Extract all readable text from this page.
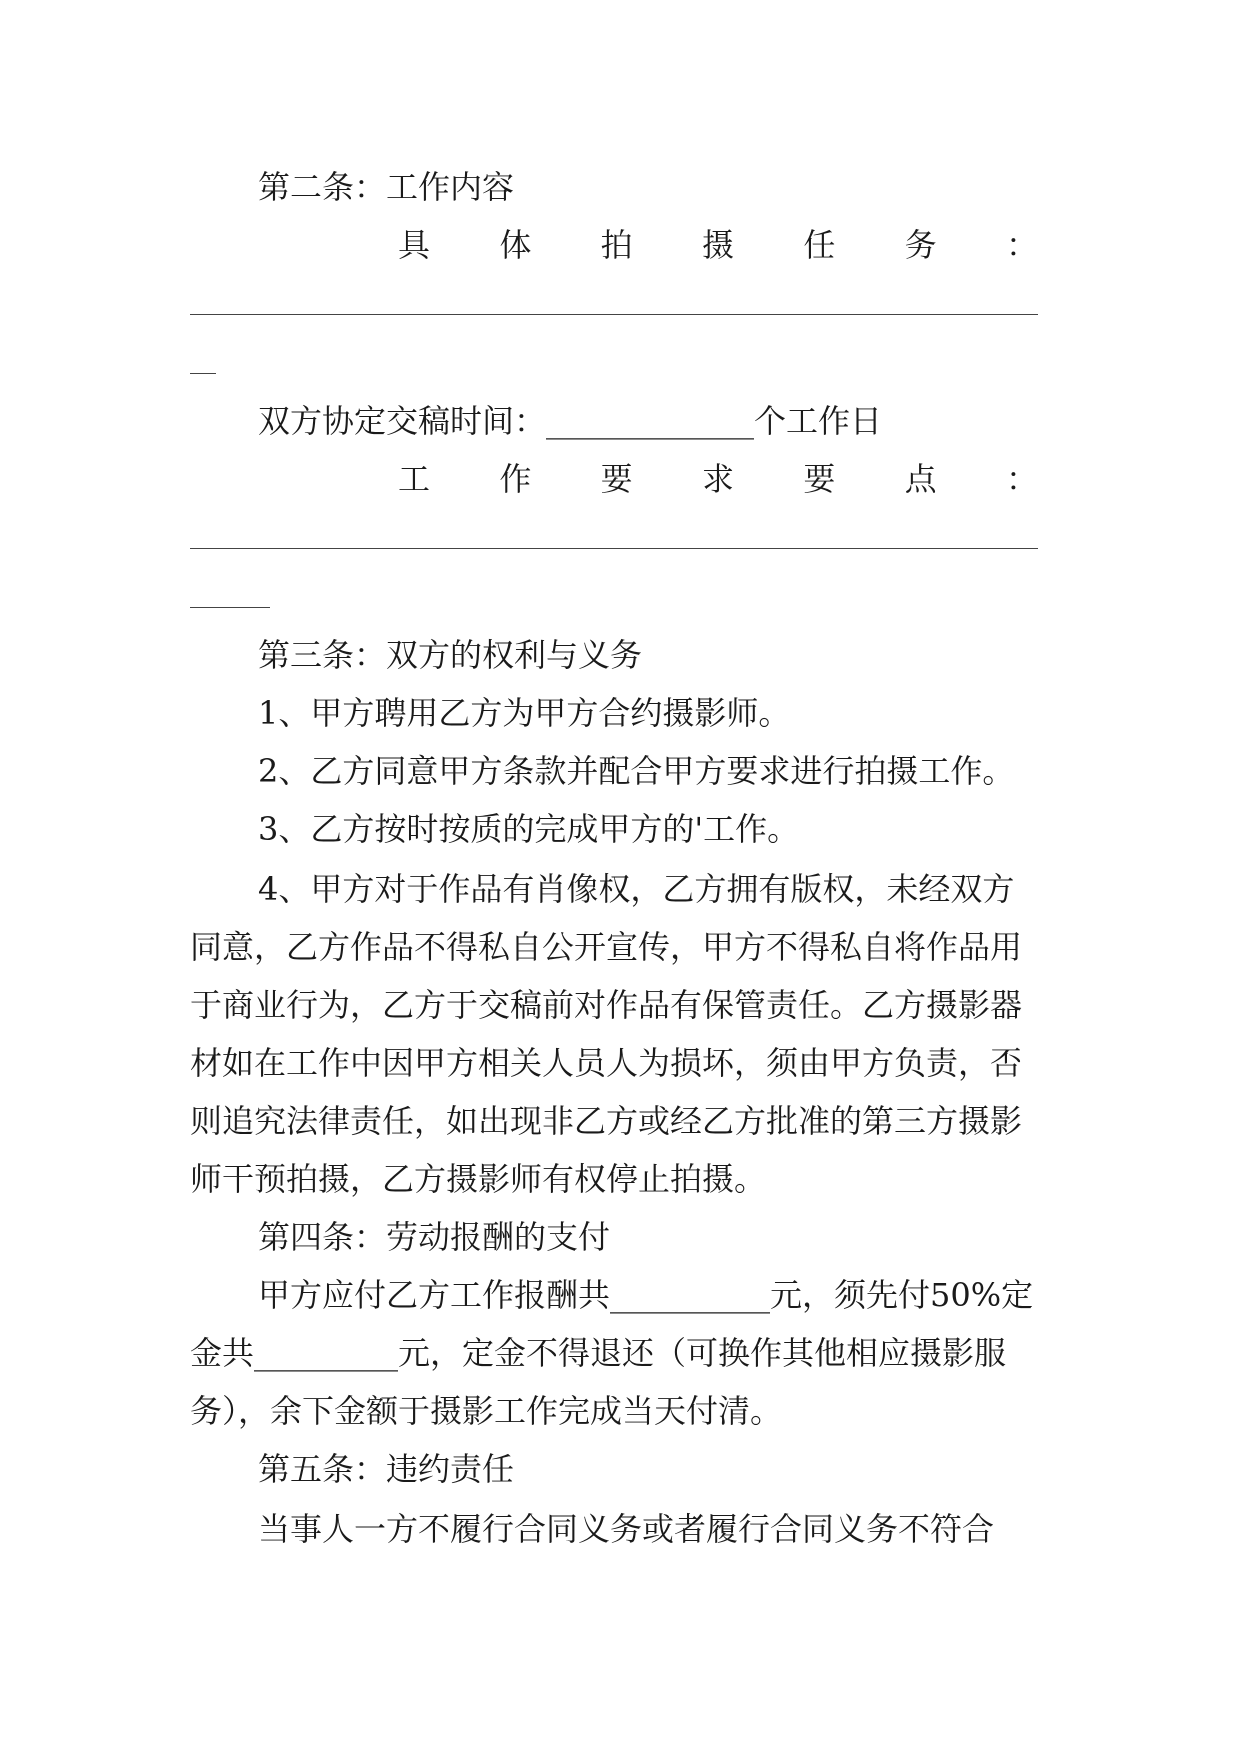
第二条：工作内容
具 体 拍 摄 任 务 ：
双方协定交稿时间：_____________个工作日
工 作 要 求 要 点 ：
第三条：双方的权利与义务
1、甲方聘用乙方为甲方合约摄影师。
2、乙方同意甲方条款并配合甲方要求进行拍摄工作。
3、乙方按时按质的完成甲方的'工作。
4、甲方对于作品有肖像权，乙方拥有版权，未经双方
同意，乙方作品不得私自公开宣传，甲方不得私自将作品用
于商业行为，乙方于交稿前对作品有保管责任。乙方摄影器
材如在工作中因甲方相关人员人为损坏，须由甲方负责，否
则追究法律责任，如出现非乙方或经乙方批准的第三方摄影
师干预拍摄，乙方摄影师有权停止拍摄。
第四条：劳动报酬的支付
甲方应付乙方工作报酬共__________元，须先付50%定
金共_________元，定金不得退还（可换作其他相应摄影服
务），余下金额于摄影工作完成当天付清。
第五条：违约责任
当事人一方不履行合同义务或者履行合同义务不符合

⁂

*TASK DETAILS*: Every record above should be transcribed exactly; the pictures stay out of the copy.

*EXERCISE ANSWER*:
Extract all readable text from this page.
第二条：工作内容
具 体 拍 摄 任 务 ：
双方协定交稿时间：_____________个工作日
工 作 要 求 要 点 ：
第三条：双方的权利与义务
1、甲方聘用乙方为甲方合约摄影师。
2、乙方同意甲方条款并配合甲方要求进行拍摄工作。
3、乙方按时按质的完成甲方的'工作。
4、甲方对于作品有肖像权，乙方拥有版权，未经双方
同意，乙方作品不得私自公开宣传，甲方不得私自将作品用
于商业行为，乙方于交稿前对作品有保管责任。乙方摄影器
材如在工作中因甲方相关人员人为损坏，须由甲方负责，否
则追究法律责任，如出现非乙方或经乙方批准的第三方摄影
师干预拍摄，乙方摄影师有权停止拍摄。
第四条：劳动报酬的支付
甲方应付乙方工作报酬共__________元，须先付50%定
金共_________元，定金不得退还（可换作其他相应摄影服
务），余下金额于摄影工作完成当天付清。
第五条：违约责任
当事人一方不履行合同义务或者履行合同义务不符合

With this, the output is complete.